SET TASK: Read the lines that follow and tally those with the word "vreme"; give the number and nothing else.

(Rows from a figure dataset)
--- Start ---
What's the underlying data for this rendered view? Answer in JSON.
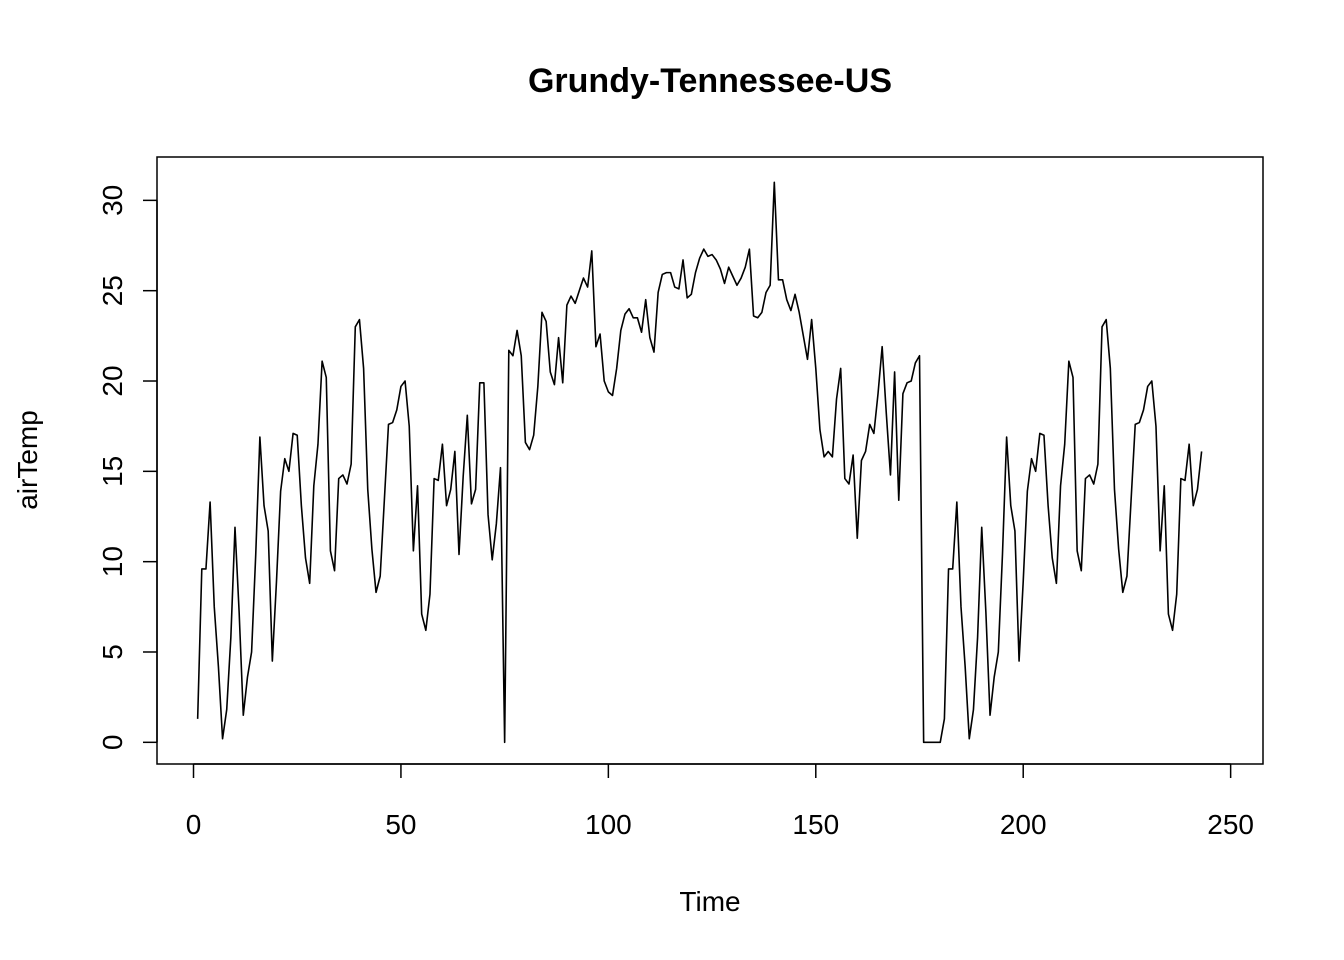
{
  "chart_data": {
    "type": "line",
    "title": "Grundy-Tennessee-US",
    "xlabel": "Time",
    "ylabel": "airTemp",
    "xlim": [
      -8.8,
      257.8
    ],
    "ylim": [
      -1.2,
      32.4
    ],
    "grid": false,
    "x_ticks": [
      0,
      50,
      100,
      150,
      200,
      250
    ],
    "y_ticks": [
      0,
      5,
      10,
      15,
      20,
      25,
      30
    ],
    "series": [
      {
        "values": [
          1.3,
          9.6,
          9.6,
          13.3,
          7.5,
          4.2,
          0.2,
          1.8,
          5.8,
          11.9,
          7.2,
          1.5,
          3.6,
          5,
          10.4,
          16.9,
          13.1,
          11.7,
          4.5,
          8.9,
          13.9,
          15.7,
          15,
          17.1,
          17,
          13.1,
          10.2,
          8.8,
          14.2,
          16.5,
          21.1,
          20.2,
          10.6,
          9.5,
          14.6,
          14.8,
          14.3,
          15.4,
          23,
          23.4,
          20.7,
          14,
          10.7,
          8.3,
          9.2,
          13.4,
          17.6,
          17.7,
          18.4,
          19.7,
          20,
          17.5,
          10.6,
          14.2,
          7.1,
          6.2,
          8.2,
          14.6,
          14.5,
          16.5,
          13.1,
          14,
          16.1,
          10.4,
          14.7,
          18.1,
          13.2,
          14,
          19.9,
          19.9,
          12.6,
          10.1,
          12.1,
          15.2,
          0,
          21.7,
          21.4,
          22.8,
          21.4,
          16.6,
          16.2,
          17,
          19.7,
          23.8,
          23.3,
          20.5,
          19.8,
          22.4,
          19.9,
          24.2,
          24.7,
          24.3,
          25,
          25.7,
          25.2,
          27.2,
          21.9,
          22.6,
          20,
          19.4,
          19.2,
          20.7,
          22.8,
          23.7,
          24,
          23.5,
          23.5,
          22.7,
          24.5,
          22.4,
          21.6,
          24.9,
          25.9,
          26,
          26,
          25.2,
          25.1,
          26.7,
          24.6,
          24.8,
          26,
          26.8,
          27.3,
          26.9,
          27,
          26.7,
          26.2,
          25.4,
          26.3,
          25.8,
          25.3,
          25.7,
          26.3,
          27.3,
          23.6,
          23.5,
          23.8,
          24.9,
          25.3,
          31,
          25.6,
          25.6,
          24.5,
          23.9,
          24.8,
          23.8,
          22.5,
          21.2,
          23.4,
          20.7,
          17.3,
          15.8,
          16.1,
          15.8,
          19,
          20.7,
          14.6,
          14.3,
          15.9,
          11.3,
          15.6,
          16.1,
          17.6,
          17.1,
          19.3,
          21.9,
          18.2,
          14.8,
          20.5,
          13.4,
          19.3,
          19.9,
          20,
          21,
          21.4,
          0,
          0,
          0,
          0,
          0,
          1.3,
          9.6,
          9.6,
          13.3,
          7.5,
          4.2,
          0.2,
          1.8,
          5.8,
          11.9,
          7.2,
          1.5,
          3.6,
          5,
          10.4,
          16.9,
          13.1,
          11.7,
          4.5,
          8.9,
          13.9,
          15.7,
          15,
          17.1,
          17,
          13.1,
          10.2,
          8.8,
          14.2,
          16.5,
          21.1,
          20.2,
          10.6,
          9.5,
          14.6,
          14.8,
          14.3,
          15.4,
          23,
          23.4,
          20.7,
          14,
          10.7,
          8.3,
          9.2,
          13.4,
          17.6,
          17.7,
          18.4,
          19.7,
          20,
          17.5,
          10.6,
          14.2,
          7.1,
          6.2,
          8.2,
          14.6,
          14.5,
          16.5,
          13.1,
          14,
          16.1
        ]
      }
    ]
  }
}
--- End ---
--- Start ---
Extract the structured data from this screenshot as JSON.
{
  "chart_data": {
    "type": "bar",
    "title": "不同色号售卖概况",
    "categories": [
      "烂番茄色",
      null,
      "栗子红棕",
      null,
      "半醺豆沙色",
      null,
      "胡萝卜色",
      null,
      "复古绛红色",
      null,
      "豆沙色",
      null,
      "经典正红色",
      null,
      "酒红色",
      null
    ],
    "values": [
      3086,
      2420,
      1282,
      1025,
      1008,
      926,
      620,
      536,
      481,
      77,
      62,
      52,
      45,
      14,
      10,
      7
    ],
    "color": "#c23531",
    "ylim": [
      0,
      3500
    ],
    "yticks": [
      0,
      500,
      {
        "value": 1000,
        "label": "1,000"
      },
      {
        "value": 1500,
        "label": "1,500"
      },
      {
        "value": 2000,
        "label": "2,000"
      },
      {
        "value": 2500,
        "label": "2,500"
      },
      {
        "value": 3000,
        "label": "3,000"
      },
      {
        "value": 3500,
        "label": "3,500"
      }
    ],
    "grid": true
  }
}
--- End ---
--- Start ---
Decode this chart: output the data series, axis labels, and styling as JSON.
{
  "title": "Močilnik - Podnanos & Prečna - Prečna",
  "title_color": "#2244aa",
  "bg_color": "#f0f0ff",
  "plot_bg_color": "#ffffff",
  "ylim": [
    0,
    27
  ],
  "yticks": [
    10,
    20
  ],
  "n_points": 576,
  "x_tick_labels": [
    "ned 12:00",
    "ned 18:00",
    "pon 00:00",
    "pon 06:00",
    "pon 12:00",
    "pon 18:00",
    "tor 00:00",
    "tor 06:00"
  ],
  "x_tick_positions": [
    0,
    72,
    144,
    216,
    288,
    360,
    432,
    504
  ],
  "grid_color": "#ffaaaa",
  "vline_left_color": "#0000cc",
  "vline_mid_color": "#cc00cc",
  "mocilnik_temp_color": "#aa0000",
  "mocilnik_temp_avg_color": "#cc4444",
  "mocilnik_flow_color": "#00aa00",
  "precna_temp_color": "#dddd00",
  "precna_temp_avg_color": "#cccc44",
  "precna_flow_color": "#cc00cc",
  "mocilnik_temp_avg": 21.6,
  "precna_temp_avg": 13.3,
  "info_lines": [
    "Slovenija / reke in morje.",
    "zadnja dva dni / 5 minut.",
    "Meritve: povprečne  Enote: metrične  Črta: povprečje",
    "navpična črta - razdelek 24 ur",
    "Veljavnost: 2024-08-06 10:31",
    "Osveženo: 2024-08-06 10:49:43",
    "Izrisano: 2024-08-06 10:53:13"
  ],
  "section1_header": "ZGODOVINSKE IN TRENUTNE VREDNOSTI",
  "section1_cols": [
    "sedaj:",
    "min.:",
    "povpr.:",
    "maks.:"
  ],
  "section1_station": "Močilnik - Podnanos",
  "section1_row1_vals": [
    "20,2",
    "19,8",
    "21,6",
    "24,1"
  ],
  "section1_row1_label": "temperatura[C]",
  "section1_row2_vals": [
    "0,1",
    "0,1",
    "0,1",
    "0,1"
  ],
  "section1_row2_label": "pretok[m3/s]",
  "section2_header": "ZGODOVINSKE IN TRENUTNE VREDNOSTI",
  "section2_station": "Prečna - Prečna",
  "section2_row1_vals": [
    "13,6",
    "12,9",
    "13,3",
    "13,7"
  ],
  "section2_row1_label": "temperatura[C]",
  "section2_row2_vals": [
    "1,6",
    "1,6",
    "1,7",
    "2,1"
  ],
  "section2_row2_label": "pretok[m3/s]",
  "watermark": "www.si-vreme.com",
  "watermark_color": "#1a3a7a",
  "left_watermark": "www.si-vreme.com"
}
--- End ---
SOLUTION: 2